What is required:
Below are some entries; can you quote all of them exactly?

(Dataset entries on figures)
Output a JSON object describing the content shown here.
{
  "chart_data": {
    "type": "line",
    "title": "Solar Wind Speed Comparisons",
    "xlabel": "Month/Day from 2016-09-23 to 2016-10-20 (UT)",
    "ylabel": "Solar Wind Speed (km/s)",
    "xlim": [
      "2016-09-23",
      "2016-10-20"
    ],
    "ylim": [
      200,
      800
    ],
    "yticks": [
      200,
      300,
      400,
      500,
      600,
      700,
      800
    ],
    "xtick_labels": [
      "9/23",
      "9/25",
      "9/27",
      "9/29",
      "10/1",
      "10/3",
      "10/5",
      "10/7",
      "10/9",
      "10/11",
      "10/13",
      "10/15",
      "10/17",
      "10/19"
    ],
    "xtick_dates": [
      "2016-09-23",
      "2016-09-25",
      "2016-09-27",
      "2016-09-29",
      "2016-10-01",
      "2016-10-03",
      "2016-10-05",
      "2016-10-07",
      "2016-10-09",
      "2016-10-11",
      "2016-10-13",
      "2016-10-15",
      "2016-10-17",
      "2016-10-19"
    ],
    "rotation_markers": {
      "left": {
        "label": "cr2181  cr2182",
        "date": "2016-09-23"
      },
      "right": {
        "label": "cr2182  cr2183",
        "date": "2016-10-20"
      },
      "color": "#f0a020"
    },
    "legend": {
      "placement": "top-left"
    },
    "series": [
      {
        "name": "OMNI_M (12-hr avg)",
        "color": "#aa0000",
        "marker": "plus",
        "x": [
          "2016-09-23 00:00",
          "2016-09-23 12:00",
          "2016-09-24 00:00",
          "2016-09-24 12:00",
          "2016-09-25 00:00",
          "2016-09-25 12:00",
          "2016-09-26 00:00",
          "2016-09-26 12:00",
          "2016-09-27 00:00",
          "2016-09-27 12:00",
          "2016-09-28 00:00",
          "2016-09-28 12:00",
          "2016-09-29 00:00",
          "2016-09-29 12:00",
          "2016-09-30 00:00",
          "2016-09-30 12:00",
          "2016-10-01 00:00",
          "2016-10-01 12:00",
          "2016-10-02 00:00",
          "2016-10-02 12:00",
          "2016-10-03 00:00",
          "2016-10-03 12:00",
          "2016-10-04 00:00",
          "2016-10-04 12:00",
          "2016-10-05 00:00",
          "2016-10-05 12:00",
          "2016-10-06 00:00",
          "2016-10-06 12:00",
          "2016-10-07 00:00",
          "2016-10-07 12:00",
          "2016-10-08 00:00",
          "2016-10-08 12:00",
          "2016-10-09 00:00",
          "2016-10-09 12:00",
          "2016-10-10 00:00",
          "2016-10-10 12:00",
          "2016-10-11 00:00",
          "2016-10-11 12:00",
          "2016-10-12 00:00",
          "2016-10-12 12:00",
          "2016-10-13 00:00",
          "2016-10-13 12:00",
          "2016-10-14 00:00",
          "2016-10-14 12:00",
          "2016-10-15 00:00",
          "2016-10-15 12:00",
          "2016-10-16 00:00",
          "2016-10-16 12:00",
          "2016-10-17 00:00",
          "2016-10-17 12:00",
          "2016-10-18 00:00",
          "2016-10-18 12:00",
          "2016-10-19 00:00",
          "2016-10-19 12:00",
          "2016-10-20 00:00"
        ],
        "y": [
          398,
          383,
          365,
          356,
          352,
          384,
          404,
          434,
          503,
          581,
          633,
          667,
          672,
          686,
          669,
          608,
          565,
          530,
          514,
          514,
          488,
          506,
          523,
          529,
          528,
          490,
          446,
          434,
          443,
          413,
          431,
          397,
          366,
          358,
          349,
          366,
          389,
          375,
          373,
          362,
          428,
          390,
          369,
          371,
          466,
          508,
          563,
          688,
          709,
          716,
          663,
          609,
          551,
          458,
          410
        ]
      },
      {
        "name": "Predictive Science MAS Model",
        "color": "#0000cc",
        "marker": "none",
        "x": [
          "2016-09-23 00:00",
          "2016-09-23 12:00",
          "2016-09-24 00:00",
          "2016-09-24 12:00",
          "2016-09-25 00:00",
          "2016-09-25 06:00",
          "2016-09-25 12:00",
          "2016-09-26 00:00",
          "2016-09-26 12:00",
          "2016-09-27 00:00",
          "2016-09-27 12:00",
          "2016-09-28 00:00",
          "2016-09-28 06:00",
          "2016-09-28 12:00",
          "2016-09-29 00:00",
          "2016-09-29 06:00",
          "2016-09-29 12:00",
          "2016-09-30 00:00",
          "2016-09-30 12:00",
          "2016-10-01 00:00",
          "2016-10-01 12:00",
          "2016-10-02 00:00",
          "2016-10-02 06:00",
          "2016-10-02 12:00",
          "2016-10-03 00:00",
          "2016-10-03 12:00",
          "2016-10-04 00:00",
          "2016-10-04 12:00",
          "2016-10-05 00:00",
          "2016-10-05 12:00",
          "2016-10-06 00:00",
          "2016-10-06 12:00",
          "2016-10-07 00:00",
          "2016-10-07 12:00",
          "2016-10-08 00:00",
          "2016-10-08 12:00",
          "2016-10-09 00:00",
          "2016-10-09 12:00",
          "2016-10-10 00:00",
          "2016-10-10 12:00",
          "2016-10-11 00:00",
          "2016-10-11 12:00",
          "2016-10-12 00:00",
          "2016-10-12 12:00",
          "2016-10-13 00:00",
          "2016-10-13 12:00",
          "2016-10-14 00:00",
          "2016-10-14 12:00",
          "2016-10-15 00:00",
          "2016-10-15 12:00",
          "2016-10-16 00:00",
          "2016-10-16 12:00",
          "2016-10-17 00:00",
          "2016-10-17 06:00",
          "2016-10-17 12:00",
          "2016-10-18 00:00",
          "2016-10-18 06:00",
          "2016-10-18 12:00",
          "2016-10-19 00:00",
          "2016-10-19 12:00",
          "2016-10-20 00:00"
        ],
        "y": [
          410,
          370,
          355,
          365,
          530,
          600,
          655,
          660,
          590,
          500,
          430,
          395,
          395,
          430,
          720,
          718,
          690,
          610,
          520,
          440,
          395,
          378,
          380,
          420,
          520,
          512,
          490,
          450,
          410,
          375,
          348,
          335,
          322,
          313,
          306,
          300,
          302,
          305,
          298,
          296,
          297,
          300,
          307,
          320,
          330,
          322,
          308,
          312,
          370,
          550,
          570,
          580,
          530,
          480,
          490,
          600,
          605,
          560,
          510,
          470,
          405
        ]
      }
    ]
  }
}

Exercise response:
Output a JSON object describing the content shown here.
{
  "chart_data": {
    "type": "line",
    "title": "Solar Wind Speed Comparisons",
    "xlabel": "Month/Day from 2016-09-23 to 2016-10-20 (UT)",
    "ylabel": "Solar Wind Speed (km/s)",
    "xlim": [
      "2016-09-23",
      "2016-10-20"
    ],
    "ylim": [
      200,
      800
    ],
    "yticks": [
      200,
      300,
      400,
      500,
      600,
      700,
      800
    ],
    "xtick_labels": [
      "9/23",
      "9/25",
      "9/27",
      "9/29",
      "10/1",
      "10/3",
      "10/5",
      "10/7",
      "10/9",
      "10/11",
      "10/13",
      "10/15",
      "10/17",
      "10/19"
    ],
    "xtick_dates": [
      "2016-09-23",
      "2016-09-25",
      "2016-09-27",
      "2016-09-29",
      "2016-10-01",
      "2016-10-03",
      "2016-10-05",
      "2016-10-07",
      "2016-10-09",
      "2016-10-11",
      "2016-10-13",
      "2016-10-15",
      "2016-10-17",
      "2016-10-19"
    ],
    "rotation_markers": {
      "left": {
        "label": "cr2181  cr2182",
        "date": "2016-09-23"
      },
      "right": {
        "label": "cr2182  cr2183",
        "date": "2016-10-20"
      },
      "color": "#f0a020"
    },
    "legend": {
      "placement": "top-left"
    },
    "series": [
      {
        "name": "OMNI_M (12-hr avg)",
        "color": "#aa0000",
        "marker": "plus",
        "x": [
          "2016-09-23 00:00",
          "2016-09-23 12:00",
          "2016-09-24 00:00",
          "2016-09-24 12:00",
          "2016-09-25 00:00",
          "2016-09-25 12:00",
          "2016-09-26 00:00",
          "2016-09-26 12:00",
          "2016-09-27 00:00",
          "2016-09-27 12:00",
          "2016-09-28 00:00",
          "2016-09-28 12:00",
          "2016-09-29 00:00",
          "2016-09-29 12:00",
          "2016-09-30 00:00",
          "2016-09-30 12:00",
          "2016-10-01 00:00",
          "2016-10-01 12:00",
          "2016-10-02 00:00",
          "2016-10-02 12:00",
          "2016-10-03 00:00",
          "2016-10-03 12:00",
          "2016-10-04 00:00",
          "2016-10-04 12:00",
          "2016-10-05 00:00",
          "2016-10-05 12:00",
          "2016-10-06 00:00",
          "2016-10-06 12:00",
          "2016-10-07 00:00",
          "2016-10-07 12:00",
          "2016-10-08 00:00",
          "2016-10-08 12:00",
          "2016-10-09 00:00",
          "2016-10-09 12:00",
          "2016-10-10 00:00",
          "2016-10-10 12:00",
          "2016-10-11 00:00",
          "2016-10-11 12:00",
          "2016-10-12 00:00",
          "2016-10-12 12:00",
          "2016-10-13 00:00",
          "2016-10-13 12:00",
          "2016-10-14 00:00",
          "2016-10-14 12:00",
          "2016-10-15 00:00",
          "2016-10-15 12:00",
          "2016-10-16 00:00",
          "2016-10-16 12:00",
          "2016-10-17 00:00",
          "2016-10-17 12:00",
          "2016-10-18 00:00",
          "2016-10-18 12:00",
          "2016-10-19 00:00",
          "2016-10-19 12:00",
          "2016-10-20 00:00"
        ],
        "y": [
          398,
          383,
          365,
          356,
          352,
          384,
          404,
          434,
          503,
          581,
          633,
          667,
          672,
          686,
          669,
          608,
          565,
          530,
          514,
          514,
          488,
          506,
          523,
          529,
          528,
          490,
          446,
          434,
          443,
          413,
          431,
          397,
          366,
          358,
          349,
          366,
          389,
          375,
          373,
          362,
          428,
          390,
          369,
          371,
          466,
          508,
          563,
          688,
          709,
          716,
          663,
          609,
          551,
          458,
          410
        ]
      },
      {
        "name": "Predictive Science MAS Model",
        "color": "#0000cc",
        "marker": "none",
        "x": [
          "2016-09-23 00:00",
          "2016-09-23 12:00",
          "2016-09-24 00:00",
          "2016-09-24 12:00",
          "2016-09-25 00:00",
          "2016-09-25 06:00",
          "2016-09-25 12:00",
          "2016-09-26 00:00",
          "2016-09-26 12:00",
          "2016-09-27 00:00",
          "2016-09-27 12:00",
          "2016-09-28 00:00",
          "2016-09-28 06:00",
          "2016-09-28 12:00",
          "2016-09-29 00:00",
          "2016-09-29 06:00",
          "2016-09-29 12:00",
          "2016-09-30 00:00",
          "2016-09-30 12:00",
          "2016-10-01 00:00",
          "2016-10-01 12:00",
          "2016-10-02 00:00",
          "2016-10-02 06:00",
          "2016-10-02 12:00",
          "2016-10-03 00:00",
          "2016-10-03 12:00",
          "2016-10-04 00:00",
          "2016-10-04 12:00",
          "2016-10-05 00:00",
          "2016-10-05 12:00",
          "2016-10-06 00:00",
          "2016-10-06 12:00",
          "2016-10-07 00:00",
          "2016-10-07 12:00",
          "2016-10-08 00:00",
          "2016-10-08 12:00",
          "2016-10-09 00:00",
          "2016-10-09 12:00",
          "2016-10-10 00:00",
          "2016-10-10 12:00",
          "2016-10-11 00:00",
          "2016-10-11 12:00",
          "2016-10-12 00:00",
          "2016-10-12 12:00",
          "2016-10-13 00:00",
          "2016-10-13 12:00",
          "2016-10-14 00:00",
          "2016-10-14 12:00",
          "2016-10-15 00:00",
          "2016-10-15 12:00",
          "2016-10-16 00:00",
          "2016-10-16 12:00",
          "2016-10-17 00:00",
          "2016-10-17 06:00",
          "2016-10-17 12:00",
          "2016-10-18 00:00",
          "2016-10-18 06:00",
          "2016-10-18 12:00",
          "2016-10-19 00:00",
          "2016-10-19 12:00",
          "2016-10-20 00:00"
        ],
        "y": [
          410,
          370,
          355,
          365,
          530,
          600,
          655,
          660,
          590,
          500,
          430,
          395,
          395,
          430,
          720,
          718,
          690,
          610,
          520,
          440,
          395,
          378,
          380,
          420,
          520,
          512,
          490,
          450,
          410,
          375,
          348,
          335,
          322,
          313,
          306,
          300,
          302,
          305,
          298,
          296,
          297,
          300,
          307,
          320,
          330,
          322,
          308,
          312,
          370,
          550,
          570,
          580,
          530,
          480,
          490,
          600,
          605,
          560,
          510,
          470,
          405
        ]
      }
    ]
  }
}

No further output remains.